*INFORMATION SUPPLIED*.

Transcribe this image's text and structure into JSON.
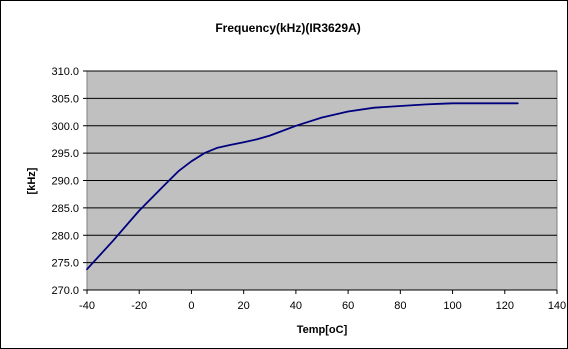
{
  "chart_data": {
    "type": "line",
    "title": "Frequency(kHz)(IR3629A)",
    "xlabel": "Temp[oC]",
    "ylabel": "[kHz]",
    "xlim": [
      -40,
      140
    ],
    "ylim": [
      270,
      310
    ],
    "xticks": [
      "-40",
      "-20",
      "0",
      "20",
      "40",
      "60",
      "80",
      "100",
      "120",
      "140"
    ],
    "yticks": [
      "310.0",
      "305.0",
      "300.0",
      "295.0",
      "290.0",
      "285.0",
      "280.0",
      "275.0",
      "270.0"
    ],
    "grid": true,
    "legend": "none",
    "series": [
      {
        "color": "#00007f",
        "x": [
          -40,
          -30,
          -20,
          -10,
          -5,
          0,
          5,
          10,
          15,
          20,
          25,
          30,
          40,
          50,
          60,
          70,
          80,
          90,
          95,
          100,
          110,
          125
        ],
        "y": [
          273.8,
          279.0,
          284.5,
          289.3,
          291.7,
          293.5,
          295.0,
          296.0,
          296.5,
          297.0,
          297.5,
          298.2,
          300.0,
          301.5,
          302.6,
          303.3,
          303.6,
          303.9,
          304.0,
          304.1,
          304.1,
          304.1
        ]
      }
    ]
  }
}
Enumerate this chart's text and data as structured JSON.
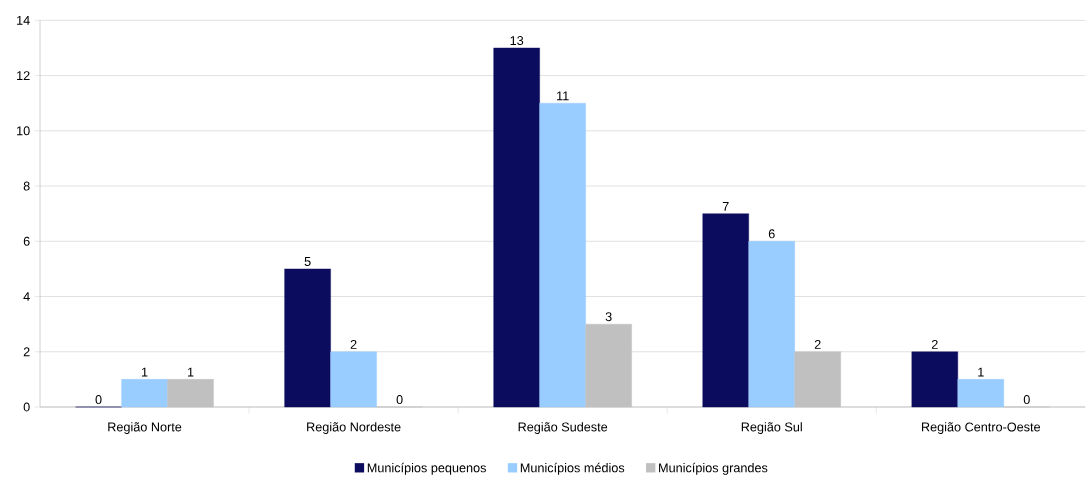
{
  "chart_data": {
    "type": "bar",
    "categories": [
      "Região Norte",
      "Região Nordeste",
      "Região Sudeste",
      "Região Sul",
      "Região Centro-Oeste"
    ],
    "series": [
      {
        "name": "Municípios pequenos",
        "color": "#0c0c5e",
        "values": [
          0,
          5,
          13,
          7,
          2
        ]
      },
      {
        "name": "Municípios médios",
        "color": "#99ccff",
        "values": [
          1,
          2,
          11,
          6,
          1
        ]
      },
      {
        "name": "Municípios grandes",
        "color": "#c0c0c0",
        "values": [
          1,
          0,
          3,
          2,
          0
        ]
      }
    ],
    "ylim": [
      0,
      14
    ],
    "yticks": [
      0,
      2,
      4,
      6,
      8,
      10,
      12,
      14
    ],
    "grid": "y",
    "legend": "bottom",
    "data_labels": true
  }
}
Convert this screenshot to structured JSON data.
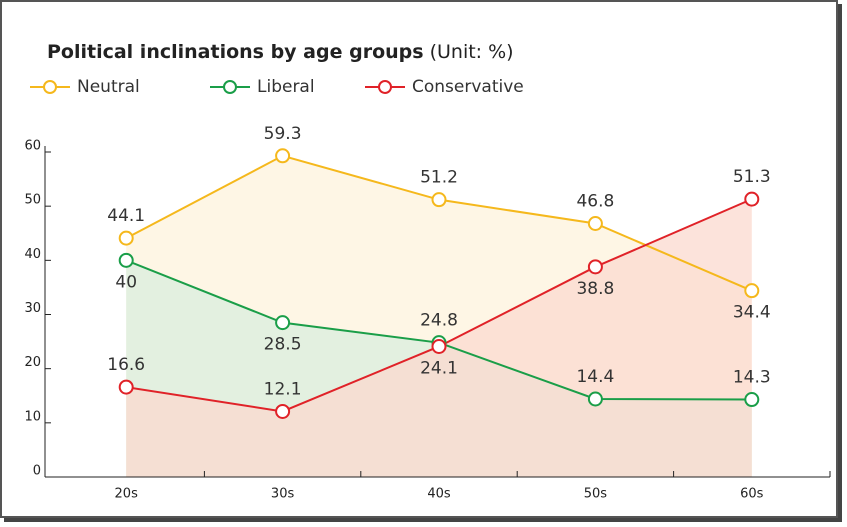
{
  "chart_data": {
    "type": "line",
    "title": "Political inclinations by age groups",
    "subtitle": "(Unit: %)",
    "categories": [
      "20s",
      "30s",
      "40s",
      "50s",
      "60s"
    ],
    "series": [
      {
        "name": "Neutral",
        "color": "#f5b81c",
        "area_color": "#fdf3dc",
        "values": [
          44.1,
          59.3,
          51.2,
          46.8,
          34.4
        ]
      },
      {
        "name": "Liberal",
        "color": "#1a9e48",
        "area_color": "#d9eedd",
        "values": [
          40,
          28.5,
          24.8,
          14.4,
          14.3
        ]
      },
      {
        "name": "Conservative",
        "color": "#e02228",
        "area_color": "#fbd9cf",
        "values": [
          16.6,
          12.1,
          24.1,
          38.8,
          51.3
        ]
      }
    ],
    "ylim": [
      0,
      60
    ],
    "yticks": [
      0,
      10,
      20,
      30,
      40,
      50,
      60
    ]
  }
}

*WRITTEN PROBLEM*.
In the data above, how many lines contain the string "JSON"? Answer with the number only.

*RESULT OF THE EXERCISE*.
3